Records for processing:
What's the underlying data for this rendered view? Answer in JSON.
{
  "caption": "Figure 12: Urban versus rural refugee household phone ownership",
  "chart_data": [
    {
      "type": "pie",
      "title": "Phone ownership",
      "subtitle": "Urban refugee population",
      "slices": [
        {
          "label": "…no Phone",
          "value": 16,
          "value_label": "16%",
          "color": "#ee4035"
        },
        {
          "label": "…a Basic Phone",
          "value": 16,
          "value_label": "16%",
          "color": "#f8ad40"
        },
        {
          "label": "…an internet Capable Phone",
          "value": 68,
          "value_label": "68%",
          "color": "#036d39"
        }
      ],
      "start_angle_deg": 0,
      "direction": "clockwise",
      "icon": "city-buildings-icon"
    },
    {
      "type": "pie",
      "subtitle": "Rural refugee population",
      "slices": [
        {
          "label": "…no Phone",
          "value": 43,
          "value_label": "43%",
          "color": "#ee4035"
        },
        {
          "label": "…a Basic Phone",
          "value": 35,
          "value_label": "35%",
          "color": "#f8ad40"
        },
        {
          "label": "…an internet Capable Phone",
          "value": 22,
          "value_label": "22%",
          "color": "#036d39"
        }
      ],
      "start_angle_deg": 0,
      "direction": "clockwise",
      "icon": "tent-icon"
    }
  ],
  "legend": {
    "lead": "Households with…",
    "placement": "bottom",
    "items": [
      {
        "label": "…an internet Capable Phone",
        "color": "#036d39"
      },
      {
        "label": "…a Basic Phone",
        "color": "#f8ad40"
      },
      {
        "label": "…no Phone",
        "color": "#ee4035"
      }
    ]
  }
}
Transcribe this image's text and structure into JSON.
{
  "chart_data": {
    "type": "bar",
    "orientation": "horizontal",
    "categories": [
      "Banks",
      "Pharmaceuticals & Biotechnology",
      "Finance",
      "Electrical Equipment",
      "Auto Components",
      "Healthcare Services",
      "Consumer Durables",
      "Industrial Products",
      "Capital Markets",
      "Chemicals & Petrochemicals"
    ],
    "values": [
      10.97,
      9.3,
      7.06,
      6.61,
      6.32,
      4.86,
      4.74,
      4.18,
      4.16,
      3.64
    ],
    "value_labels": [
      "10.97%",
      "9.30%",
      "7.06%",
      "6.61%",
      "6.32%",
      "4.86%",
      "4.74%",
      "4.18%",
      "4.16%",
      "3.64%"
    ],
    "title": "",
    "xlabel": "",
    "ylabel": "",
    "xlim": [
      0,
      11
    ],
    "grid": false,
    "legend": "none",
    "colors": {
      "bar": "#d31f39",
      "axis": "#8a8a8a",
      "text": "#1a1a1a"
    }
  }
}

Prompt:
Retype each record exactly, leaving nothing out.

Task result:
What's the underlying data for this rendered view? Answer in JSON.
{
  "caption": "Figure 12: Urban versus rural refugee household phone ownership",
  "chart_data": [
    {
      "type": "pie",
      "title": "Phone ownership",
      "subtitle": "Urban refugee population",
      "slices": [
        {
          "label": "…no Phone",
          "value": 16,
          "value_label": "16%",
          "color": "#ee4035"
        },
        {
          "label": "…a Basic Phone",
          "value": 16,
          "value_label": "16%",
          "color": "#f8ad40"
        },
        {
          "label": "…an internet Capable Phone",
          "value": 68,
          "value_label": "68%",
          "color": "#036d39"
        }
      ],
      "start_angle_deg": 0,
      "direction": "clockwise",
      "icon": "city-buildings-icon"
    },
    {
      "type": "pie",
      "subtitle": "Rural refugee population",
      "slices": [
        {
          "label": "…no Phone",
          "value": 43,
          "value_label": "43%",
          "color": "#ee4035"
        },
        {
          "label": "…a Basic Phone",
          "value": 35,
          "value_label": "35%",
          "color": "#f8ad40"
        },
        {
          "label": "…an internet Capable Phone",
          "value": 22,
          "value_label": "22%",
          "color": "#036d39"
        }
      ],
      "start_angle_deg": 0,
      "direction": "clockwise",
      "icon": "tent-icon"
    }
  ],
  "legend": {
    "lead": "Households with…",
    "placement": "bottom",
    "items": [
      {
        "label": "…an internet Capable Phone",
        "color": "#036d39"
      },
      {
        "label": "…a Basic Phone",
        "color": "#f8ad40"
      },
      {
        "label": "…no Phone",
        "color": "#ee4035"
      }
    ]
  }
}
Transcribe this image's text and structure into JSON.
{
  "chart_data": {
    "type": "bar",
    "orientation": "horizontal",
    "categories": [
      "Banks",
      "Pharmaceuticals & Biotechnology",
      "Finance",
      "Electrical Equipment",
      "Auto Components",
      "Healthcare Services",
      "Consumer Durables",
      "Industrial Products",
      "Capital Markets",
      "Chemicals & Petrochemicals"
    ],
    "values": [
      10.97,
      9.3,
      7.06,
      6.61,
      6.32,
      4.86,
      4.74,
      4.18,
      4.16,
      3.64
    ],
    "value_labels": [
      "10.97%",
      "9.30%",
      "7.06%",
      "6.61%",
      "6.32%",
      "4.86%",
      "4.74%",
      "4.18%",
      "4.16%",
      "3.64%"
    ],
    "title": "",
    "xlabel": "",
    "ylabel": "",
    "xlim": [
      0,
      11
    ],
    "grid": false,
    "legend": "none",
    "colors": {
      "bar": "#d31f39",
      "axis": "#8a8a8a",
      "text": "#1a1a1a"
    }
  }
}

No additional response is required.